▶ [Request]:
Identify all lines in the data containing the string "JSON". Copy them out.

▶ [Task material]:
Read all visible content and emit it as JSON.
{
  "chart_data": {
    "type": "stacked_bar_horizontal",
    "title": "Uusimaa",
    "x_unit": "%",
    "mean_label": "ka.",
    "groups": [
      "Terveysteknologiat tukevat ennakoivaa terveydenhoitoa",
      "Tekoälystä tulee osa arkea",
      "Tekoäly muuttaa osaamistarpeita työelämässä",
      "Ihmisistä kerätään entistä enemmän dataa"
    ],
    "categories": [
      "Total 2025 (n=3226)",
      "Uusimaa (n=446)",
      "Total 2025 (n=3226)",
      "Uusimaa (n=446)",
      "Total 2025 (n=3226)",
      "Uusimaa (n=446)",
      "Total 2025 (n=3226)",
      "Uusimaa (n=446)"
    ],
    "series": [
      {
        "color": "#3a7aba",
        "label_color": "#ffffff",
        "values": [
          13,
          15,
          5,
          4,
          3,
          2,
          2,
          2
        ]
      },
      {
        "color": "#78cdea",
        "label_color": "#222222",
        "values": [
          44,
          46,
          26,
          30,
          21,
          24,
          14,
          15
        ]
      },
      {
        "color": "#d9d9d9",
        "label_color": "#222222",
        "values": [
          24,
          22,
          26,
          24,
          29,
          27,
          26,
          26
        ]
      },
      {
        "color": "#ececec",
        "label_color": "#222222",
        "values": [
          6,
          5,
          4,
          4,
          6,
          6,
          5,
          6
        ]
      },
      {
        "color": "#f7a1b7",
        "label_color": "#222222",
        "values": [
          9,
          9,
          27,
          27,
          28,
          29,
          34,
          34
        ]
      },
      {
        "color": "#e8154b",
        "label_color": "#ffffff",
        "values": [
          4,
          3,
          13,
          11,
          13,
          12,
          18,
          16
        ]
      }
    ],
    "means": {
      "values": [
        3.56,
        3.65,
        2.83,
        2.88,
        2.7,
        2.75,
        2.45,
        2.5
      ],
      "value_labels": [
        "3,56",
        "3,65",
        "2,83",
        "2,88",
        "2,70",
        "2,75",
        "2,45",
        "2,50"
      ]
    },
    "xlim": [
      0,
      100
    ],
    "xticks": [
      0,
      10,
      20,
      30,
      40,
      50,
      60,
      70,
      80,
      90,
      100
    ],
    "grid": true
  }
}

...

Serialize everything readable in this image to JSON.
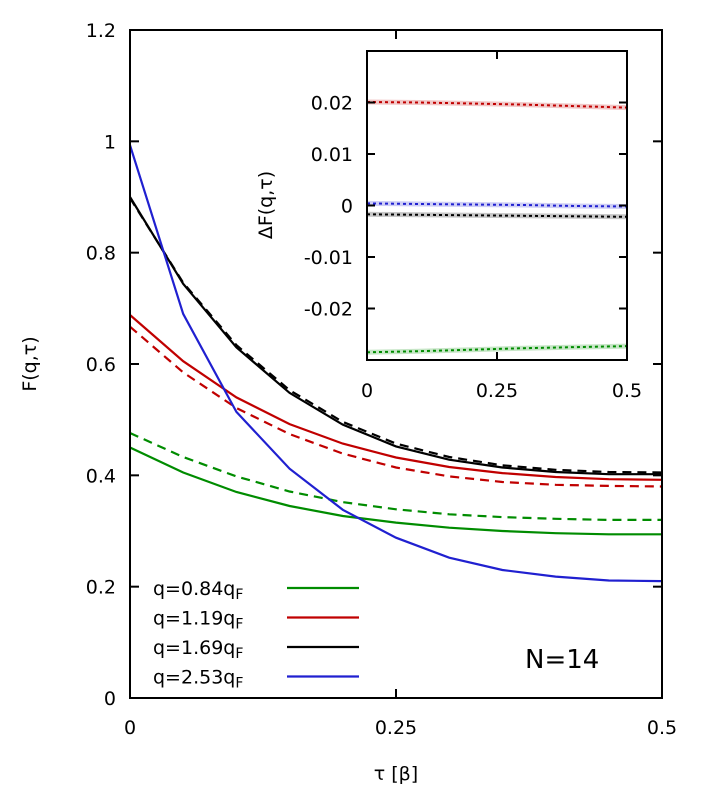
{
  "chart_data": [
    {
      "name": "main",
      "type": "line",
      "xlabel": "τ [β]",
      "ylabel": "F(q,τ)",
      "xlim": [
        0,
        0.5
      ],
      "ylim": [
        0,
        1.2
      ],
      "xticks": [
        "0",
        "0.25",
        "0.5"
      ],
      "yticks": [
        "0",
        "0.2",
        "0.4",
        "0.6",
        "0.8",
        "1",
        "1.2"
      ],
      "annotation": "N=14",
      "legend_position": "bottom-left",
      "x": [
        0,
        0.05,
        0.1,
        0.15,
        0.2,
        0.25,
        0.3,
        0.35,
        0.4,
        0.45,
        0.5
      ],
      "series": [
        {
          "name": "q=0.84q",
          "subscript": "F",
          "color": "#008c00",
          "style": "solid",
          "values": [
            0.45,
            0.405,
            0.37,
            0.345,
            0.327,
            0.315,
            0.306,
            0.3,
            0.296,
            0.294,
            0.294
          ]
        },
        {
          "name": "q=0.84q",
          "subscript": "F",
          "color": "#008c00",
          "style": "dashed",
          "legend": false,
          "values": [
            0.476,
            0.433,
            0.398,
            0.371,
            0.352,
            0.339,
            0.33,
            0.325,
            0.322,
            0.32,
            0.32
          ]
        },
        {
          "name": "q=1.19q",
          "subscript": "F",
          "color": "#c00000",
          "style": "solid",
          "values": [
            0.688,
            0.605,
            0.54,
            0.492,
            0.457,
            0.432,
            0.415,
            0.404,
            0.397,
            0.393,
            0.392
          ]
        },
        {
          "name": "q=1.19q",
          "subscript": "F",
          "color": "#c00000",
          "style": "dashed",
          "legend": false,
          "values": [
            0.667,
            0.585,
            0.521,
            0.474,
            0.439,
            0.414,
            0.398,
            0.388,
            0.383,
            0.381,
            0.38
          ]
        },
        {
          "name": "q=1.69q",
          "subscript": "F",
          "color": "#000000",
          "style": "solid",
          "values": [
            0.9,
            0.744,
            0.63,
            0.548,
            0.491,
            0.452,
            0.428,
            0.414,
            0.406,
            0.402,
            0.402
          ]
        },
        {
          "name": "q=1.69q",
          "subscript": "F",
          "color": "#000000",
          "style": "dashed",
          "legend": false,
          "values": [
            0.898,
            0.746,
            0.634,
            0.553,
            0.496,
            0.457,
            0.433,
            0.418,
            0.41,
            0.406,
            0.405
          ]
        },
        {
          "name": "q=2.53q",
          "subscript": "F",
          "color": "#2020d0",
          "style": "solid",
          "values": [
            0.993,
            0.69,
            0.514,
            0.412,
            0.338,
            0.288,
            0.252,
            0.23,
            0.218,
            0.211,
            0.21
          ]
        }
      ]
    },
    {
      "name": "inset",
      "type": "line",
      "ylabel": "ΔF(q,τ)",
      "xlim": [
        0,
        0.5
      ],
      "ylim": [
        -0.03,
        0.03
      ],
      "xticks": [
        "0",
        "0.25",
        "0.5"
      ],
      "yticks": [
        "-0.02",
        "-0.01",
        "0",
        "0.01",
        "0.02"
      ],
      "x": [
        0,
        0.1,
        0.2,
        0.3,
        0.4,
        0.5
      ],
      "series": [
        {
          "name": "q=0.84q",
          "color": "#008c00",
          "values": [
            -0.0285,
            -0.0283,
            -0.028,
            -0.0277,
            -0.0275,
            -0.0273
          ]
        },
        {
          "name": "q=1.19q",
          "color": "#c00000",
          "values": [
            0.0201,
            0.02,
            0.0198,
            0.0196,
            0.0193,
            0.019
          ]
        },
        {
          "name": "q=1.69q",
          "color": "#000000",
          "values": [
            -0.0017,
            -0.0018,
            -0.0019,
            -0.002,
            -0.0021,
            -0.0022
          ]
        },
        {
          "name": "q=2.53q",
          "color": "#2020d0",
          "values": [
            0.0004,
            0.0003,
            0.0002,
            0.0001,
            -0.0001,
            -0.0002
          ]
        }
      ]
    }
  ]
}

▶ [Right answer]:
Read all visible content and emit it as JSON.
Serialize everything readable in this image to JSON.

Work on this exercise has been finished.